(PROVIDED PASSAGE)
-- BEGIN --

Friday, March 05, 2010

Half Life 2 and the silent protagonist.

For me, Half life 2 is still the best single player first person shooter. In terms of level design, variety, invention, its just superb. Compare the experience of Ravenholm to the assault on Nova Prospect, the fight on the bridge to the final strider battle. What half life manages to do with its resources is nothing short of incredible. I've experienced good FPS, but nothing with the scope and inventiveness of HL2. Fear is enjoyable, but the level design is samey and the enemies mostly identical (more health does not a different fight make). By having three different enemy types, and each of those varied as well, HL2 has a massive toolkit to create varied fights.

Its storytelling is also incredible. For the most part the story is told in game, and the characters evoke an emotional reaction which can be difficult to elicit. Yet, as you might be able to tell from the title of this blog, there is a major issue. The protagonist never speaks. Never. It made sense initially, as in the original game you barely had any interactions with anyone. Yet it has got more absurd as you continue, to the point where you spend an entire episode hanging out with Alyx Vance and don't say a word. Are you actually mute? Is you character vocalising but the player isn't allowed to hear? Its a problem, because it strains believability to think that Gordon can talk, but just doesn't.

-- END --

(EXERCISE TASKS)
[A] Can you retype the Half Life 2 blog post word for word, starting at "For me, Half" and ending at "create varied fights."?
[B] Could you carry on the Half Life 2 blog post, picking up right after its final sentence?

(RECORDED INFORMATION)

-- BEGIN --

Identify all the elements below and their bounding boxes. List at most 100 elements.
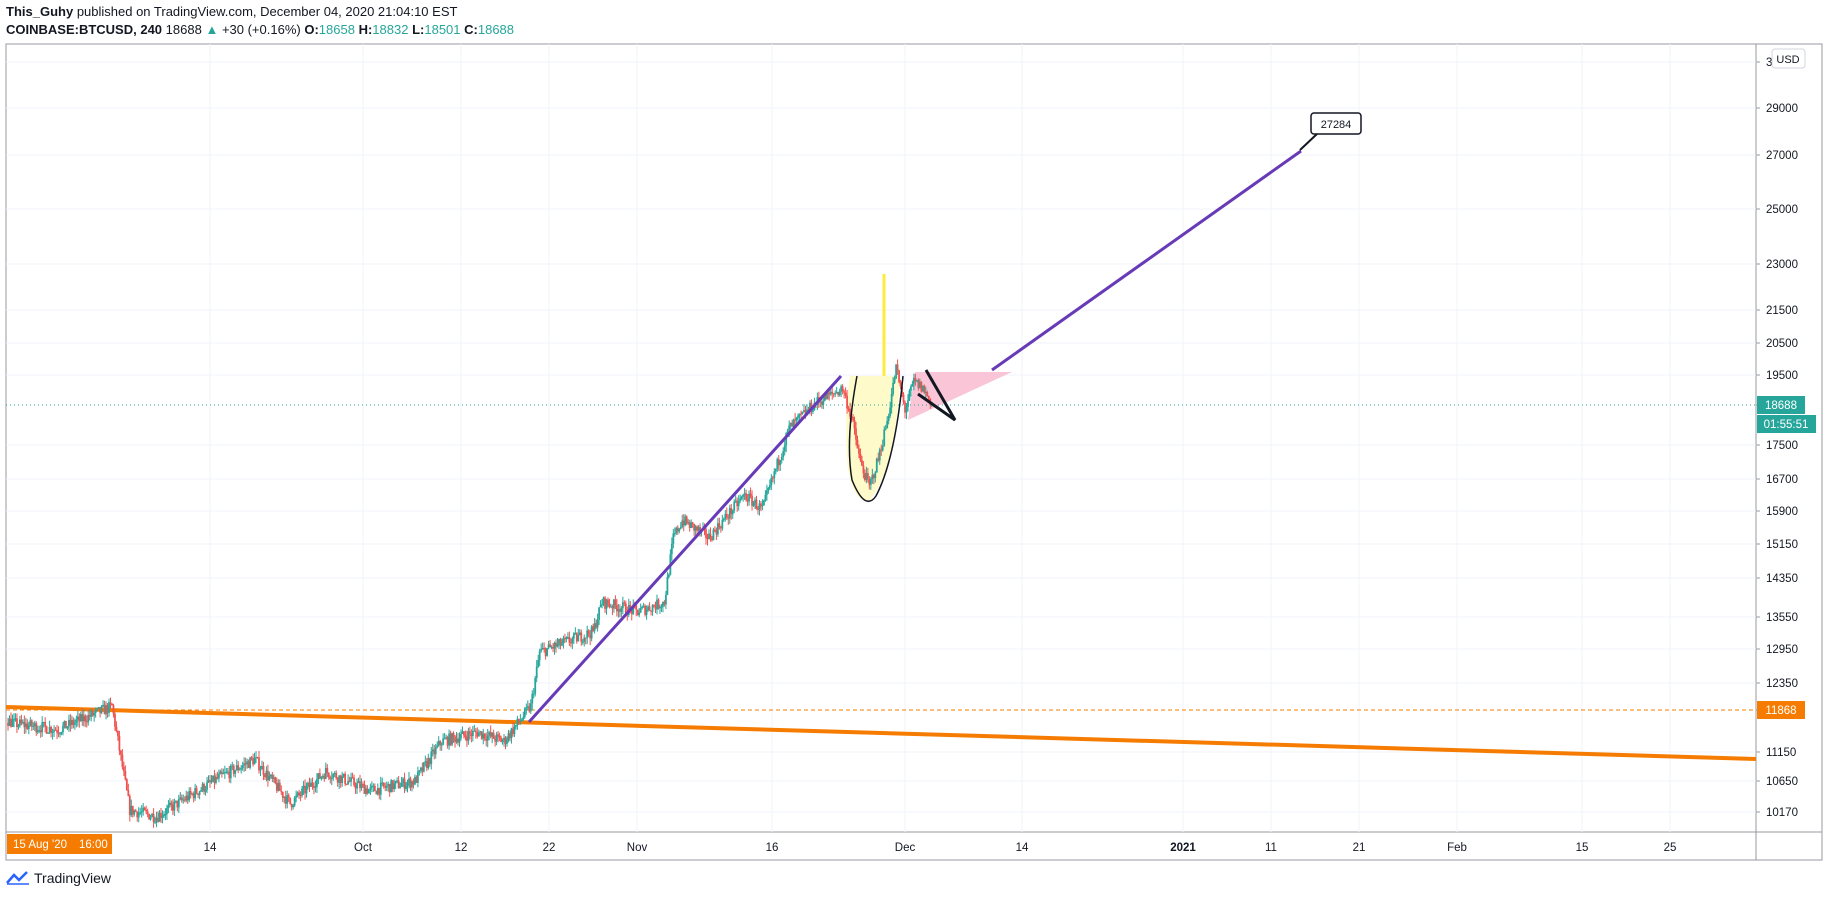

-- END --

(ANSWERS PROVIDED)
[A]
For me, Half life 2 is still the best single player first person shooter. In terms of level design, variety, invention, its just superb. Compare the experience of Ravenholm to the assault on Nova Prospect, the fight on the bridge to the final strider battle. What half life manages to do with its resources is nothing short of incredible. I've experienced good FPS, but nothing with the scope and inventiveness of HL2. Fear is enjoyable, but the level design is samey and the enemies mostly identical (more health does not a different fight make). By having three different enemy types, and each of those varied as well, HL2 has a massive toolkit to create varied fights.

[B]
How does one resolve this? It seems a betrayal to have your first person character speak with a different voice to yours, but the alternative is just as ridiculous. Half Life has always led you- player agency doesn't really exist at all- indeed theres no real indication that Gordon is at all invested in the conflicts he's involved in, as the only reason he shoots at one set of people is that they're the ones attacking him. All the way through he reacts, and yet is considered a revolutionary hero. I suspect this issue isn't going to be resolved for episode 3, but one does wonder if Half Life 3 might be being held off for the specific goal to get voicing to a point where we can use Gordon. After all, L4D has suceeded in doing so.

It must be noted that Gordon not speaking is less insane than the protagonist in Fear, who fails to mention to his special operative team... well... anything whatsoever. Worse special agent ever?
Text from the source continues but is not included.